(Data records)
◆ ◆ ◆ ◆ ◆

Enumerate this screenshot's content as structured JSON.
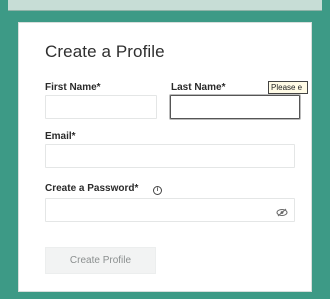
{
  "form": {
    "title": "Create a Profile",
    "first_name": {
      "label": "First Name*",
      "value": ""
    },
    "last_name": {
      "label": "Last Name*",
      "value": "",
      "tooltip": "Please e"
    },
    "email": {
      "label": "Email*",
      "value": ""
    },
    "password": {
      "label": "Create a Password*",
      "value": "",
      "info_icon": "info-icon",
      "toggle_icon": "eye-slash-icon"
    },
    "submit_label": "Create Profile"
  },
  "colors": {
    "frame": "#3d9a86",
    "card": "#ffffff",
    "button_disabled_bg": "#f2f3f3",
    "button_disabled_text": "#8b8f8f"
  }
}
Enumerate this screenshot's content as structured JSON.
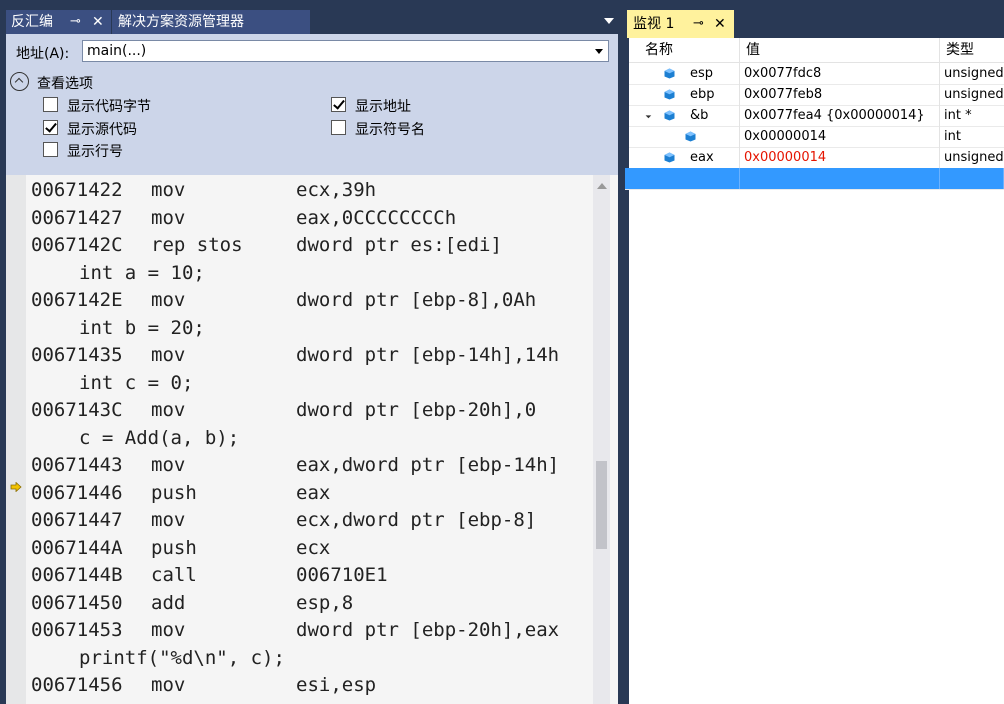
{
  "left_tabs": {
    "disassembly": "反汇编",
    "solution_explorer": "解决方案资源管理器"
  },
  "address": {
    "label": "地址(A):",
    "value": "main(...)"
  },
  "view_options": {
    "heading": "查看选项",
    "items": [
      {
        "label": "显示代码字节",
        "checked": false
      },
      {
        "label": "显示地址",
        "checked": true
      },
      {
        "label": "显示源代码",
        "checked": true
      },
      {
        "label": "显示符号名",
        "checked": false
      },
      {
        "label": "显示行号",
        "checked": false
      }
    ]
  },
  "code": [
    {
      "addr": "00671422",
      "mnemonic": "mov",
      "operands": "ecx,39h"
    },
    {
      "addr": "00671427",
      "mnemonic": "mov",
      "operands": "eax,0CCCCCCCCh"
    },
    {
      "addr": "0067142C",
      "mnemonic": "rep stos",
      "operands": "dword ptr es:[edi]"
    },
    {
      "source": "int a = 10;"
    },
    {
      "addr": "0067142E",
      "mnemonic": "mov",
      "operands": "dword ptr [ebp-8],0Ah"
    },
    {
      "source": "int b = 20;"
    },
    {
      "addr": "00671435",
      "mnemonic": "mov",
      "operands": "dword ptr [ebp-14h],14h"
    },
    {
      "source": "int c = 0;"
    },
    {
      "addr": "0067143C",
      "mnemonic": "mov",
      "operands": "dword ptr [ebp-20h],0"
    },
    {
      "source": "c = Add(a, b);"
    },
    {
      "addr": "00671443",
      "mnemonic": "mov",
      "operands": "eax,dword ptr [ebp-14h]"
    },
    {
      "addr": "00671446",
      "mnemonic": "push",
      "operands": "eax",
      "current": true
    },
    {
      "addr": "00671447",
      "mnemonic": "mov",
      "operands": "ecx,dword ptr [ebp-8]"
    },
    {
      "addr": "0067144A",
      "mnemonic": "push",
      "operands": "ecx"
    },
    {
      "addr": "0067144B",
      "mnemonic": "call",
      "operands": "006710E1"
    },
    {
      "addr": "00671450",
      "mnemonic": "add",
      "operands": "esp,8"
    },
    {
      "addr": "00671453",
      "mnemonic": "mov",
      "operands": "dword ptr [ebp-20h],eax"
    },
    {
      "source": "printf(\"%d\\n\", c);"
    },
    {
      "addr": "00671456",
      "mnemonic": "mov",
      "operands": "esi,esp"
    }
  ],
  "watch": {
    "tab_title": "监视 1",
    "columns": {
      "name": "名称",
      "value": "值",
      "type": "类型"
    },
    "rows": [
      {
        "name": "esp",
        "value": "0x0077fdc8",
        "type": "unsigned",
        "level": 0,
        "changed": false
      },
      {
        "name": "ebp",
        "value": "0x0077feb8",
        "type": "unsigned",
        "level": 0,
        "changed": false
      },
      {
        "name": "&b",
        "value": "0x0077fea4 {0x00000014}",
        "type": "int *",
        "level": 0,
        "expanded": true,
        "changed": false
      },
      {
        "name": "",
        "value": "0x00000014",
        "type": "int",
        "level": 1,
        "changed": false
      },
      {
        "name": "eax",
        "value": "0x00000014",
        "type": "unsigned",
        "level": 0,
        "changed": true
      }
    ]
  },
  "colors": {
    "changed_value": "#e51400",
    "cube_icon": "#1c7fd2",
    "selected_row": "#3399ff",
    "current_line_arrow": "#f2c200"
  }
}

◆ ◆ ◆ ◆ ◆

* **SHORT EXERCISE**
Take each line of the material that contains the word "dword" and list it.

* **EXERCISE SOLUTION**
      "operands": "dword ptr es:[edi]"
      "operands": "dword ptr [ebp-8],0Ah"
      "operands": "dword ptr [ebp-14h],14h"
      "operands": "dword ptr [ebp-20h],0"
      "operands": "eax,dword ptr [ebp-14h]"
      "operands": "ecx,dword ptr [ebp-8]"
      "operands": "dword ptr [ebp-20h],eax"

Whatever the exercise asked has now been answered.